Reproduce the data below in full and exclude every picture.

**Data rows:**
◆ ◆ ◆ ◆ ◆

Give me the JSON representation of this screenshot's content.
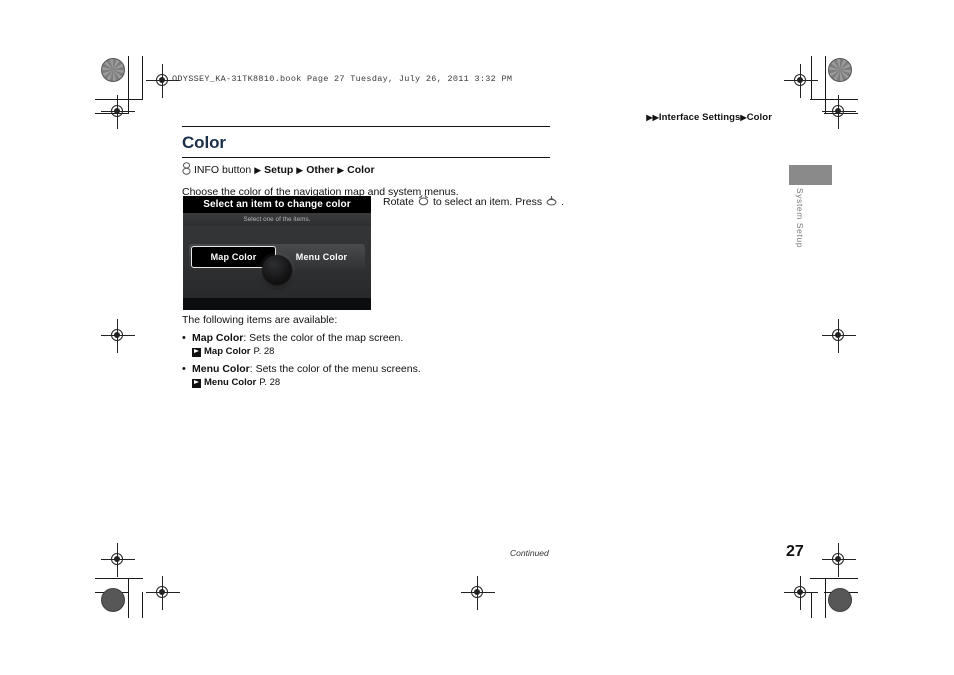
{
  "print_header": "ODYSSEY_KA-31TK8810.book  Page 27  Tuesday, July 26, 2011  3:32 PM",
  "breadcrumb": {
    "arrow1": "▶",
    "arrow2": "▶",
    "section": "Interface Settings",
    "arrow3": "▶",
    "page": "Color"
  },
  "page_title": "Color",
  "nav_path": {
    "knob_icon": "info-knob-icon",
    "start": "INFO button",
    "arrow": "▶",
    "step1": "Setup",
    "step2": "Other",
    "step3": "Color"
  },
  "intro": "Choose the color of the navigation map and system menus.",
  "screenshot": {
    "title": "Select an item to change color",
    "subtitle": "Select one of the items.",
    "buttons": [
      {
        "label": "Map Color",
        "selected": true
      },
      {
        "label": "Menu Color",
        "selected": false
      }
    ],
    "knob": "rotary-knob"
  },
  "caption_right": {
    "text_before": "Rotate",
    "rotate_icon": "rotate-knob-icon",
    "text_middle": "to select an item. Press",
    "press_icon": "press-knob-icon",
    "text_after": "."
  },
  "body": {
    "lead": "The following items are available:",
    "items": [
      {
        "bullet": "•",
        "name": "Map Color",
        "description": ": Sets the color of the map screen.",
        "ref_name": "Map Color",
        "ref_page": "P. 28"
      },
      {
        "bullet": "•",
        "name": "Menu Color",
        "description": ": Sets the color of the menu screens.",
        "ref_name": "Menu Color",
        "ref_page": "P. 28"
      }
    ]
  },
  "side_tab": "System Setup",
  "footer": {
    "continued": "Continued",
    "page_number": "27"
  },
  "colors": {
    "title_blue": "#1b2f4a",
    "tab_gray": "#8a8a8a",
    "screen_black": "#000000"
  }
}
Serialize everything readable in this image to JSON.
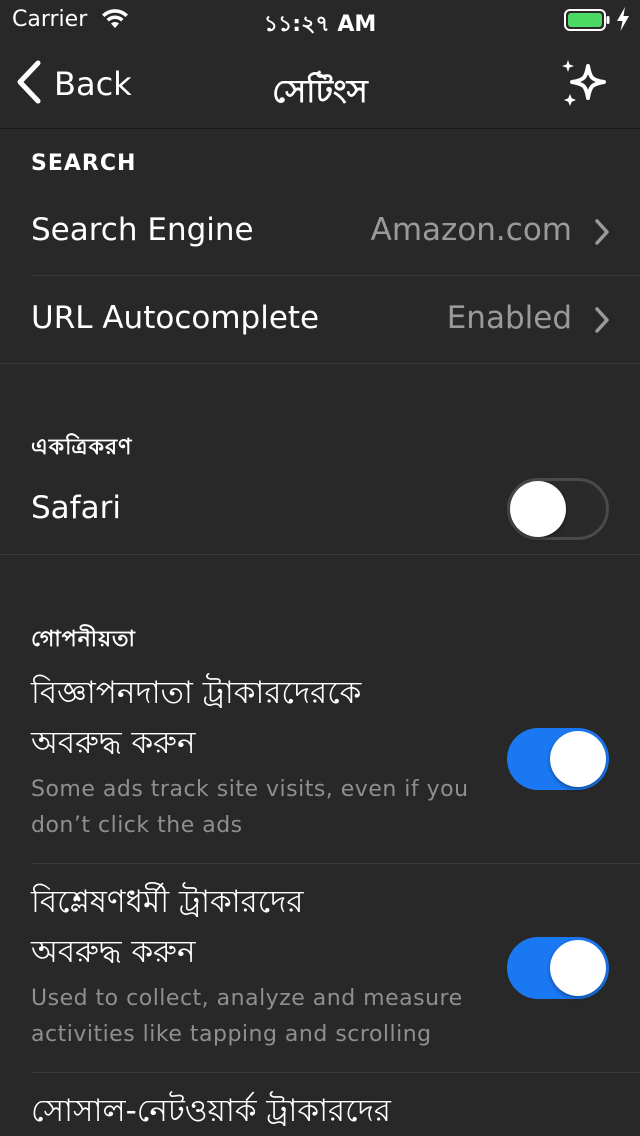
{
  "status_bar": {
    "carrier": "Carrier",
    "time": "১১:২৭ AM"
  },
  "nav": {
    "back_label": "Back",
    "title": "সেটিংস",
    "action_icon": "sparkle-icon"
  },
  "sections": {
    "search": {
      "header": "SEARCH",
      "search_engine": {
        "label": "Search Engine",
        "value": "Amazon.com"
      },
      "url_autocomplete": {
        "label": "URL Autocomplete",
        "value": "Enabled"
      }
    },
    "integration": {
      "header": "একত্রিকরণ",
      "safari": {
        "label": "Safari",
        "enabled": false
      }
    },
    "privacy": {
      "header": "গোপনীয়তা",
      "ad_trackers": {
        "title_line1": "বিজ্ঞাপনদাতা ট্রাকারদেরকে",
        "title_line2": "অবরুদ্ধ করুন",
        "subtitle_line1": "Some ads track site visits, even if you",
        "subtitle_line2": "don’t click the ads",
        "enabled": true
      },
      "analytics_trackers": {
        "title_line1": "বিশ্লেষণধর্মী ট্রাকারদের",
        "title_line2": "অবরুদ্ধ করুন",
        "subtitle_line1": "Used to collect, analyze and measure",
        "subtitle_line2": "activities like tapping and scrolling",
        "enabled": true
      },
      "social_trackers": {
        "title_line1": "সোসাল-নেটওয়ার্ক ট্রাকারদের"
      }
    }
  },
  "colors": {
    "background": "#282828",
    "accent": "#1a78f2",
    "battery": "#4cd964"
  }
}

◆ ◆ ◆ ◆ ◆

**Exercise output:**
Give me the JSON representation of this screenshot's content.
{
  "print_header": "ODYSSEY_KA-31TK8810.book  Page 27  Tuesday, July 26, 2011  3:32 PM",
  "breadcrumb": {
    "arrow1": "▶",
    "arrow2": "▶",
    "section": "Interface Settings",
    "arrow3": "▶",
    "page": "Color"
  },
  "page_title": "Color",
  "nav_path": {
    "knob_icon": "info-knob-icon",
    "start": "INFO button",
    "arrow": "▶",
    "step1": "Setup",
    "step2": "Other",
    "step3": "Color"
  },
  "intro": "Choose the color of the navigation map and system menus.",
  "screenshot": {
    "title": "Select an item to change color",
    "subtitle": "Select one of the items.",
    "buttons": [
      {
        "label": "Map Color",
        "selected": true
      },
      {
        "label": "Menu Color",
        "selected": false
      }
    ],
    "knob": "rotary-knob"
  },
  "caption_right": {
    "text_before": "Rotate",
    "rotate_icon": "rotate-knob-icon",
    "text_middle": "to select an item. Press",
    "press_icon": "press-knob-icon",
    "text_after": "."
  },
  "body": {
    "lead": "The following items are available:",
    "items": [
      {
        "bullet": "•",
        "name": "Map Color",
        "description": ": Sets the color of the map screen.",
        "ref_name": "Map Color",
        "ref_page": "P. 28"
      },
      {
        "bullet": "•",
        "name": "Menu Color",
        "description": ": Sets the color of the menu screens.",
        "ref_name": "Menu Color",
        "ref_page": "P. 28"
      }
    ]
  },
  "side_tab": "System Setup",
  "footer": {
    "continued": "Continued",
    "page_number": "27"
  },
  "colors": {
    "title_blue": "#1b2f4a",
    "tab_gray": "#8a8a8a",
    "screen_black": "#000000"
  }
}
Serialize everything readable in this image to JSON.
{
  "status_bar": {
    "carrier": "Carrier",
    "time": "১১:২৭ AM"
  },
  "nav": {
    "back_label": "Back",
    "title": "সেটিংস",
    "action_icon": "sparkle-icon"
  },
  "sections": {
    "search": {
      "header": "SEARCH",
      "search_engine": {
        "label": "Search Engine",
        "value": "Amazon.com"
      },
      "url_autocomplete": {
        "label": "URL Autocomplete",
        "value": "Enabled"
      }
    },
    "integration": {
      "header": "একত্রিকরণ",
      "safari": {
        "label": "Safari",
        "enabled": false
      }
    },
    "privacy": {
      "header": "গোপনীয়তা",
      "ad_trackers": {
        "title_line1": "বিজ্ঞাপনদাতা ট্রাকারদেরকে",
        "title_line2": "অবরুদ্ধ করুন",
        "subtitle_line1": "Some ads track site visits, even if you",
        "subtitle_line2": "don’t click the ads",
        "enabled": true
      },
      "analytics_trackers": {
        "title_line1": "বিশ্লেষণধর্মী ট্রাকারদের",
        "title_line2": "অবরুদ্ধ করুন",
        "subtitle_line1": "Used to collect, analyze and measure",
        "subtitle_line2": "activities like tapping and scrolling",
        "enabled": true
      },
      "social_trackers": {
        "title_line1": "সোসাল-নেটওয়ার্ক ট্রাকারদের"
      }
    }
  },
  "colors": {
    "background": "#282828",
    "accent": "#1a78f2",
    "battery": "#4cd964"
  }
}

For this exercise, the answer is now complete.